Do this: Write the material out again in full, exactly.

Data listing
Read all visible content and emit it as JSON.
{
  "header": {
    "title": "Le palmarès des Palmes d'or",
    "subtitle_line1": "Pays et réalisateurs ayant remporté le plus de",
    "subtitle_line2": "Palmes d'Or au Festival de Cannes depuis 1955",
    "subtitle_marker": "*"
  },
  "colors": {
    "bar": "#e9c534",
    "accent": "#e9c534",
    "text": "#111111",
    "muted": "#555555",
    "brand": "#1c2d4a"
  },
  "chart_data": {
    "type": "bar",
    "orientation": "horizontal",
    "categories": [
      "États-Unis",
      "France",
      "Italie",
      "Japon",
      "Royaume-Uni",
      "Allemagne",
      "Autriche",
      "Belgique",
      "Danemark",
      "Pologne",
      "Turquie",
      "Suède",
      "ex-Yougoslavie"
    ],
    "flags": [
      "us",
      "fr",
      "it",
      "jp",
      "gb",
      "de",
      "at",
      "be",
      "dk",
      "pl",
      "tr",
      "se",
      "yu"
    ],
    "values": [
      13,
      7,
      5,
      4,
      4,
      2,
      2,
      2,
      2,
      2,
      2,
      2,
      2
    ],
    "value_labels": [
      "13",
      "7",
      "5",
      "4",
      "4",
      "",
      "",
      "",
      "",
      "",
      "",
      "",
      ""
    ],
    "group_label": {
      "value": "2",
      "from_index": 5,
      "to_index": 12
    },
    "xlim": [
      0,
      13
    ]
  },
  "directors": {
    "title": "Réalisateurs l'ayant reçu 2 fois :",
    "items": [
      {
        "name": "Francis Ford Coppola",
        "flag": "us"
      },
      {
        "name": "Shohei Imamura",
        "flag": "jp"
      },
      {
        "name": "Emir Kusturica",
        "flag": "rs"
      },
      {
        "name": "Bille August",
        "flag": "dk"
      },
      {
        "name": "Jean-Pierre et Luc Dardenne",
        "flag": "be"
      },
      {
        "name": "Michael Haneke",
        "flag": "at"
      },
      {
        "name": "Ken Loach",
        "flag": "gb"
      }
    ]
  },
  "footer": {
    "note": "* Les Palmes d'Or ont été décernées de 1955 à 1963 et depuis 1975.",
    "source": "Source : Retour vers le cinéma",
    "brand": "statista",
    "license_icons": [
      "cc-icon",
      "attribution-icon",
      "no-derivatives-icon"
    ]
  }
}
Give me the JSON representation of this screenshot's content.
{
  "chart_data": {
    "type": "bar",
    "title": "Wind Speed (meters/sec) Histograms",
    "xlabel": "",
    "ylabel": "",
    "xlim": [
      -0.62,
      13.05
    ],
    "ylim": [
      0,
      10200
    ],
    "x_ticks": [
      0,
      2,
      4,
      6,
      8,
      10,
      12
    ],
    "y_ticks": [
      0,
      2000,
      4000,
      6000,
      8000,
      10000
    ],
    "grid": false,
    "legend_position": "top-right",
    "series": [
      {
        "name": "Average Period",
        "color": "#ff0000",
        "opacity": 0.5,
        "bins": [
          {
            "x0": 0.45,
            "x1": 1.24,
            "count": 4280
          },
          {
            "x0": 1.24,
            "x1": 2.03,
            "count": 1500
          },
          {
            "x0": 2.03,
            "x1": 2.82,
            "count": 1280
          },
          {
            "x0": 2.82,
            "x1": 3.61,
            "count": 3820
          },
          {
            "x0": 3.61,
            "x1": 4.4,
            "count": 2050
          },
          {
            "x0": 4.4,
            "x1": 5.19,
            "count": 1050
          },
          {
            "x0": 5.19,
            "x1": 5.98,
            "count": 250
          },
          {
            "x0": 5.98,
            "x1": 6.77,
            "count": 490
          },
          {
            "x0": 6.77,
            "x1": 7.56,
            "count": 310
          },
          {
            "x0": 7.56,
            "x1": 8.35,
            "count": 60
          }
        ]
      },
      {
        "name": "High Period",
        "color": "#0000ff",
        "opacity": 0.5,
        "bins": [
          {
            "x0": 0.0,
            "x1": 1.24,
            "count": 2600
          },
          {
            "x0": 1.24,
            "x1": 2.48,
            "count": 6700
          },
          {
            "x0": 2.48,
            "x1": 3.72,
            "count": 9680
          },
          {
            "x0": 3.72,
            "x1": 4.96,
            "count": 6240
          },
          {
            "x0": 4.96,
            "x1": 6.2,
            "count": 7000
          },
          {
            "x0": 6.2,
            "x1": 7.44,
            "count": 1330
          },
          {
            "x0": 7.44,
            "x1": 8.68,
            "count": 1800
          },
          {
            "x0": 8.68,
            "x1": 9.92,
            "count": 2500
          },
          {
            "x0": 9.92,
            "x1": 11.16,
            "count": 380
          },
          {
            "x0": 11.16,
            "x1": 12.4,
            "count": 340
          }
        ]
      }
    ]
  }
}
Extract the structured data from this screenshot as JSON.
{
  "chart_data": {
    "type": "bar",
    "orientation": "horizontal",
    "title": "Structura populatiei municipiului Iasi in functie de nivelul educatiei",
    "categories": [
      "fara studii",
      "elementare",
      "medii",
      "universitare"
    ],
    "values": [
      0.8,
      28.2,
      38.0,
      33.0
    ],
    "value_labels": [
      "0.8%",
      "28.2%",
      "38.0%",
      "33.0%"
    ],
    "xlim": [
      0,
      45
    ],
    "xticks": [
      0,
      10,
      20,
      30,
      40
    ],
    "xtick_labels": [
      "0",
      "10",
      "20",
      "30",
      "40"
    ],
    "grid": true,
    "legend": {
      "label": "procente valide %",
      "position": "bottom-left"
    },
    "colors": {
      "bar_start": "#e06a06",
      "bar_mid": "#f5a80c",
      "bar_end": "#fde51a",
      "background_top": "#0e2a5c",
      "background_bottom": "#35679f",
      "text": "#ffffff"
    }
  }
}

Complete output:
Read all visible content and emit it as JSON.
{
  "header": {
    "title": "Le palmarès des Palmes d'or",
    "subtitle_line1": "Pays et réalisateurs ayant remporté le plus de",
    "subtitle_line2": "Palmes d'Or au Festival de Cannes depuis 1955",
    "subtitle_marker": "*"
  },
  "colors": {
    "bar": "#e9c534",
    "accent": "#e9c534",
    "text": "#111111",
    "muted": "#555555",
    "brand": "#1c2d4a"
  },
  "chart_data": {
    "type": "bar",
    "orientation": "horizontal",
    "categories": [
      "États-Unis",
      "France",
      "Italie",
      "Japon",
      "Royaume-Uni",
      "Allemagne",
      "Autriche",
      "Belgique",
      "Danemark",
      "Pologne",
      "Turquie",
      "Suède",
      "ex-Yougoslavie"
    ],
    "flags": [
      "us",
      "fr",
      "it",
      "jp",
      "gb",
      "de",
      "at",
      "be",
      "dk",
      "pl",
      "tr",
      "se",
      "yu"
    ],
    "values": [
      13,
      7,
      5,
      4,
      4,
      2,
      2,
      2,
      2,
      2,
      2,
      2,
      2
    ],
    "value_labels": [
      "13",
      "7",
      "5",
      "4",
      "4",
      "",
      "",
      "",
      "",
      "",
      "",
      "",
      ""
    ],
    "group_label": {
      "value": "2",
      "from_index": 5,
      "to_index": 12
    },
    "xlim": [
      0,
      13
    ]
  },
  "directors": {
    "title": "Réalisateurs l'ayant reçu 2 fois :",
    "items": [
      {
        "name": "Francis Ford Coppola",
        "flag": "us"
      },
      {
        "name": "Shohei Imamura",
        "flag": "jp"
      },
      {
        "name": "Emir Kusturica",
        "flag": "rs"
      },
      {
        "name": "Bille August",
        "flag": "dk"
      },
      {
        "name": "Jean-Pierre et Luc Dardenne",
        "flag": "be"
      },
      {
        "name": "Michael Haneke",
        "flag": "at"
      },
      {
        "name": "Ken Loach",
        "flag": "gb"
      }
    ]
  },
  "footer": {
    "note": "* Les Palmes d'Or ont été décernées de 1955 à 1963 et depuis 1975.",
    "source": "Source : Retour vers le cinéma",
    "brand": "statista",
    "license_icons": [
      "cc-icon",
      "attribution-icon",
      "no-derivatives-icon"
    ]
  }
}
Give me the JSON representation of this screenshot's content.
{
  "chart_data": {
    "type": "bar",
    "title": "Wind Speed (meters/sec) Histograms",
    "xlabel": "",
    "ylabel": "",
    "xlim": [
      -0.62,
      13.05
    ],
    "ylim": [
      0,
      10200
    ],
    "x_ticks": [
      0,
      2,
      4,
      6,
      8,
      10,
      12
    ],
    "y_ticks": [
      0,
      2000,
      4000,
      6000,
      8000,
      10000
    ],
    "grid": false,
    "legend_position": "top-right",
    "series": [
      {
        "name": "Average Period",
        "color": "#ff0000",
        "opacity": 0.5,
        "bins": [
          {
            "x0": 0.45,
            "x1": 1.24,
            "count": 4280
          },
          {
            "x0": 1.24,
            "x1": 2.03,
            "count": 1500
          },
          {
            "x0": 2.03,
            "x1": 2.82,
            "count": 1280
          },
          {
            "x0": 2.82,
            "x1": 3.61,
            "count": 3820
          },
          {
            "x0": 3.61,
            "x1": 4.4,
            "count": 2050
          },
          {
            "x0": 4.4,
            "x1": 5.19,
            "count": 1050
          },
          {
            "x0": 5.19,
            "x1": 5.98,
            "count": 250
          },
          {
            "x0": 5.98,
            "x1": 6.77,
            "count": 490
          },
          {
            "x0": 6.77,
            "x1": 7.56,
            "count": 310
          },
          {
            "x0": 7.56,
            "x1": 8.35,
            "count": 60
          }
        ]
      },
      {
        "name": "High Period",
        "color": "#0000ff",
        "opacity": 0.5,
        "bins": [
          {
            "x0": 0.0,
            "x1": 1.24,
            "count": 2600
          },
          {
            "x0": 1.24,
            "x1": 2.48,
            "count": 6700
          },
          {
            "x0": 2.48,
            "x1": 3.72,
            "count": 9680
          },
          {
            "x0": 3.72,
            "x1": 4.96,
            "count": 6240
          },
          {
            "x0": 4.96,
            "x1": 6.2,
            "count": 7000
          },
          {
            "x0": 6.2,
            "x1": 7.44,
            "count": 1330
          },
          {
            "x0": 7.44,
            "x1": 8.68,
            "count": 1800
          },
          {
            "x0": 8.68,
            "x1": 9.92,
            "count": 2500
          },
          {
            "x0": 9.92,
            "x1": 11.16,
            "count": 380
          },
          {
            "x0": 11.16,
            "x1": 12.4,
            "count": 340
          }
        ]
      }
    ]
  }
}
Extract the structured data from this screenshot as JSON.
{
  "chart_data": {
    "type": "bar",
    "orientation": "horizontal",
    "title": "Structura populatiei municipiului Iasi in functie de nivelul educatiei",
    "categories": [
      "fara studii",
      "elementare",
      "medii",
      "universitare"
    ],
    "values": [
      0.8,
      28.2,
      38.0,
      33.0
    ],
    "value_labels": [
      "0.8%",
      "28.2%",
      "38.0%",
      "33.0%"
    ],
    "xlim": [
      0,
      45
    ],
    "xticks": [
      0,
      10,
      20,
      30,
      40
    ],
    "xtick_labels": [
      "0",
      "10",
      "20",
      "30",
      "40"
    ],
    "grid": true,
    "legend": {
      "label": "procente valide %",
      "position": "bottom-left"
    },
    "colors": {
      "bar_start": "#e06a06",
      "bar_mid": "#f5a80c",
      "bar_end": "#fde51a",
      "background_top": "#0e2a5c",
      "background_bottom": "#35679f",
      "text": "#ffffff"
    }
  }
}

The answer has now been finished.